» **Data provided**:
+-------+
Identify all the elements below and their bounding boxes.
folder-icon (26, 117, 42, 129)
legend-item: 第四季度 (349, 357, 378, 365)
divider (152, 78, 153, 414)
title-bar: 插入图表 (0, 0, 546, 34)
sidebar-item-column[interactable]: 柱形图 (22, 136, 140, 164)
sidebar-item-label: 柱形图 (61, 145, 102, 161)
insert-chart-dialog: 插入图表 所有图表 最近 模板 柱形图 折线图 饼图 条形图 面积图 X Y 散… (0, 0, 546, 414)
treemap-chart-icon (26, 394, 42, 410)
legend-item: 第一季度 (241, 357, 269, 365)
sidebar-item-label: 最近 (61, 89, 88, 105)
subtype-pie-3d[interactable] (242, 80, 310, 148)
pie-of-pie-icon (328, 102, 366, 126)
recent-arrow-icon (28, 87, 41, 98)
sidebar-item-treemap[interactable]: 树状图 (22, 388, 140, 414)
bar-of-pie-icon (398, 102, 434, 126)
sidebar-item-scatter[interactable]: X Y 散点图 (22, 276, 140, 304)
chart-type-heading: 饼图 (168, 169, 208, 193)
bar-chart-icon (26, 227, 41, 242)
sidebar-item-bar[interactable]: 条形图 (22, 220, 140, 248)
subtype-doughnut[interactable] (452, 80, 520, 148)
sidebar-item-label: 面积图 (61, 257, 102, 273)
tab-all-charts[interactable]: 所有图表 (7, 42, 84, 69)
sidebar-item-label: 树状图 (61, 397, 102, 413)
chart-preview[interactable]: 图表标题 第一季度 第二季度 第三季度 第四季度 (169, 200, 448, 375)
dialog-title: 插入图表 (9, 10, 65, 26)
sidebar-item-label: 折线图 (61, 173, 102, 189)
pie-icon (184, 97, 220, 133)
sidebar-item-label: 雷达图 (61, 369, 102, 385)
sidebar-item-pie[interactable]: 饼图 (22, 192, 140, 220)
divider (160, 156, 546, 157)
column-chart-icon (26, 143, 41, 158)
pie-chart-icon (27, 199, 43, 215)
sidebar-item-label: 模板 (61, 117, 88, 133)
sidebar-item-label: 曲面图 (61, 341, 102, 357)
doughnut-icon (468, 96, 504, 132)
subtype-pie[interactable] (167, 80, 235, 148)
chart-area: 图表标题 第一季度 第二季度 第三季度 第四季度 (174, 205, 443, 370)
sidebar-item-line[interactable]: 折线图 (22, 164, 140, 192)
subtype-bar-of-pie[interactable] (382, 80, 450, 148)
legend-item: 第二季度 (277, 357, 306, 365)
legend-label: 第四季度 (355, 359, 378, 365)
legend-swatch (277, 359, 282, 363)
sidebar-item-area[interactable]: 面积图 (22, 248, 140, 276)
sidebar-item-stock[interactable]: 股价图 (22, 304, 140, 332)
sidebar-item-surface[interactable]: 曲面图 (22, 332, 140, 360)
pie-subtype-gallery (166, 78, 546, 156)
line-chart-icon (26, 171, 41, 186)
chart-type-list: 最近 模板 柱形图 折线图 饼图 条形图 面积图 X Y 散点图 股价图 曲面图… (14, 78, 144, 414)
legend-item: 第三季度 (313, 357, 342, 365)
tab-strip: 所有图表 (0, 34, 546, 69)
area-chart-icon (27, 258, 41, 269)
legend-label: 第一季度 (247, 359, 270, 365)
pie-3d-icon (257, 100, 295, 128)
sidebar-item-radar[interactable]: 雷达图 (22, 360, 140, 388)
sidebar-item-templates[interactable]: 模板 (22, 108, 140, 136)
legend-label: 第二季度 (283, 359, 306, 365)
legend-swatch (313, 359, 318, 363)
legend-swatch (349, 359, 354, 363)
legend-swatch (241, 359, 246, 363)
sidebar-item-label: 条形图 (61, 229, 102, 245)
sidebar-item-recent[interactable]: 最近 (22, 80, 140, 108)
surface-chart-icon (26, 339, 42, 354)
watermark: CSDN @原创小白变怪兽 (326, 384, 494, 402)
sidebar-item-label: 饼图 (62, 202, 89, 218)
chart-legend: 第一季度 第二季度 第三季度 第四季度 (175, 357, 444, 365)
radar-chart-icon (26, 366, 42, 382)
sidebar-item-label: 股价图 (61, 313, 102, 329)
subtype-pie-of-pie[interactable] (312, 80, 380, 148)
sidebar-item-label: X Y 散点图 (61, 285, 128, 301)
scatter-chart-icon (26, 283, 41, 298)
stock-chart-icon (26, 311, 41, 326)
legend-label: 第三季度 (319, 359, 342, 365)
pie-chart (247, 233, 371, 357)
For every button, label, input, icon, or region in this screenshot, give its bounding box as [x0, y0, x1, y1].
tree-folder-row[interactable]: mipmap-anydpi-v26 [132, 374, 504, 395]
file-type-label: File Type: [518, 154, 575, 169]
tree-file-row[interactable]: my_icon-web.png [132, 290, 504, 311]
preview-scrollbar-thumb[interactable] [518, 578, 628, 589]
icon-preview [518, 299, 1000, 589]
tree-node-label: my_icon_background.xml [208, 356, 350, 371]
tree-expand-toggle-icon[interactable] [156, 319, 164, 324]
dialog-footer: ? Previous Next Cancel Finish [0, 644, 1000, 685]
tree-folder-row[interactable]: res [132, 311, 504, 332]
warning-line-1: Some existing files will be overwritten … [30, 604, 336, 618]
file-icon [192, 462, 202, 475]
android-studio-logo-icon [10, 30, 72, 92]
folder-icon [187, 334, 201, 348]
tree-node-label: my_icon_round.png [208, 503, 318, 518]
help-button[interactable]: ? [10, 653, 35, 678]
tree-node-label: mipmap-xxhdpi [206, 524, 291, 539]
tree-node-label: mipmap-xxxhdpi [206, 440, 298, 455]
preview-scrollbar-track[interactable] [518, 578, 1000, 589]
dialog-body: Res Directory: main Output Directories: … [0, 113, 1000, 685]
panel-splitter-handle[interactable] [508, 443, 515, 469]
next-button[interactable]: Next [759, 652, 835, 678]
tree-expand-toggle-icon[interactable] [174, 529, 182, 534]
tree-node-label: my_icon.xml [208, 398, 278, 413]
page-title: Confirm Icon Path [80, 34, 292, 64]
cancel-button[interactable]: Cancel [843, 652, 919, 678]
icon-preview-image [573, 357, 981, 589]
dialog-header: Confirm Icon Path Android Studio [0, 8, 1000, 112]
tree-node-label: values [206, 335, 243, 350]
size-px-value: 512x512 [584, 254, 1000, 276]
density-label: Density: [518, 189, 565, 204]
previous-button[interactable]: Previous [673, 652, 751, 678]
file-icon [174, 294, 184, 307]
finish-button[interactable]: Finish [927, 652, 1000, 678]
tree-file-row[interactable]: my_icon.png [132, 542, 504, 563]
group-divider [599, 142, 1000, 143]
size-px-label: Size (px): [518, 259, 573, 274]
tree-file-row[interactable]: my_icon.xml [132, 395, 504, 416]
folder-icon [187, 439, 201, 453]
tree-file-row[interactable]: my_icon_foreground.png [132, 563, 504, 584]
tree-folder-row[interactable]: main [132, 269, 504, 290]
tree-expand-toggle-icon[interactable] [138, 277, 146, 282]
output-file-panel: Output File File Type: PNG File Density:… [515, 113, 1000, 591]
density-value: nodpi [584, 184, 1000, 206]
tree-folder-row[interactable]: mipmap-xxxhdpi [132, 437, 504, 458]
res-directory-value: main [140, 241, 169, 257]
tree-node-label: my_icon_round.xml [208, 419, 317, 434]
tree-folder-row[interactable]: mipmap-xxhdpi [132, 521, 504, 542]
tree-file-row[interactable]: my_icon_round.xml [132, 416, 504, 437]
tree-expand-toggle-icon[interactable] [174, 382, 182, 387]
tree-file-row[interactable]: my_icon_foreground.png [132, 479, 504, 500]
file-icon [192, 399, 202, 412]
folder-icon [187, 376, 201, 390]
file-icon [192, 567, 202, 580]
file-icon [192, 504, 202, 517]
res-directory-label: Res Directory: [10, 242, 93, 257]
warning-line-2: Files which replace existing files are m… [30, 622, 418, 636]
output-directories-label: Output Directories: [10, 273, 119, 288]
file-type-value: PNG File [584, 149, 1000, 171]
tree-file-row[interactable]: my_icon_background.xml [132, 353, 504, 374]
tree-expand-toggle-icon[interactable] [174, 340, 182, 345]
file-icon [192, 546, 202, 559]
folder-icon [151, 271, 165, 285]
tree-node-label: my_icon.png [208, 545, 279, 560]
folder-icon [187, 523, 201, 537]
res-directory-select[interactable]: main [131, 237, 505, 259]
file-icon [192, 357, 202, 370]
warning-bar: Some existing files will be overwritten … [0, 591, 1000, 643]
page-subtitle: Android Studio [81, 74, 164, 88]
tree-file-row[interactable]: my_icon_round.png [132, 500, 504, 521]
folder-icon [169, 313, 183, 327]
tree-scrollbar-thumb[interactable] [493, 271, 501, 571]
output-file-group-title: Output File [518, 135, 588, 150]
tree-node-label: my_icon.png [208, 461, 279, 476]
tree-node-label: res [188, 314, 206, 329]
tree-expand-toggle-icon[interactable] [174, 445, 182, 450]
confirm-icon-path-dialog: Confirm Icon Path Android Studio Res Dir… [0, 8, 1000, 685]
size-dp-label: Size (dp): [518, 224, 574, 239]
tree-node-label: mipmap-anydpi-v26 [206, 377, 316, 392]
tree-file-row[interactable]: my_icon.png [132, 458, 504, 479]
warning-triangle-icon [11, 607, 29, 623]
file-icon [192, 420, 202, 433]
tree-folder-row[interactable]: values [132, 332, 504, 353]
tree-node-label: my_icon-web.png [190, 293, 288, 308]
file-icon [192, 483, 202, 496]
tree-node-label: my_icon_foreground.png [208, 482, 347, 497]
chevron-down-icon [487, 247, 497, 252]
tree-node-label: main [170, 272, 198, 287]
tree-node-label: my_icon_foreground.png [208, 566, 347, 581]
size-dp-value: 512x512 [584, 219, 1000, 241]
+-------+
» **What to produce**: Update the rows from the first one through the line containing "tab-all-charts[interactable]: 所有图表 (7, 42, 84, 69)", inclusive, by changing "sidebar-item-label" to "sidebar-label". Leave all other text unchanged.

» **Reply**:
Identify all the elements below and their bounding boxes.
folder-icon (26, 117, 42, 129)
legend-item: 第四季度 (349, 357, 378, 365)
divider (152, 78, 153, 414)
title-bar: 插入图表 (0, 0, 546, 34)
sidebar-item-column[interactable]: 柱形图 (22, 136, 140, 164)
sidebar-label: 柱形图 (61, 145, 102, 161)
insert-chart-dialog: 插入图表 所有图表 最近 模板 柱形图 折线图 饼图 条形图 面积图 X Y 散… (0, 0, 546, 414)
treemap-chart-icon (26, 394, 42, 410)
legend-item: 第一季度 (241, 357, 269, 365)
sidebar-label: 最近 (61, 89, 88, 105)
subtype-pie-3d[interactable] (242, 80, 310, 148)
pie-of-pie-icon (328, 102, 366, 126)
recent-arrow-icon (28, 87, 41, 98)
sidebar-item-treemap[interactable]: 树状图 (22, 388, 140, 414)
bar-of-pie-icon (398, 102, 434, 126)
sidebar-item-scatter[interactable]: X Y 散点图 (22, 276, 140, 304)
chart-type-heading: 饼图 (168, 169, 208, 193)
bar-chart-icon (26, 227, 41, 242)
sidebar-item-bar[interactable]: 条形图 (22, 220, 140, 248)
subtype-doughnut[interactable] (452, 80, 520, 148)
sidebar-label: 面积图 (61, 257, 102, 273)
tab-all-charts[interactable]: 所有图表 (7, 42, 84, 69)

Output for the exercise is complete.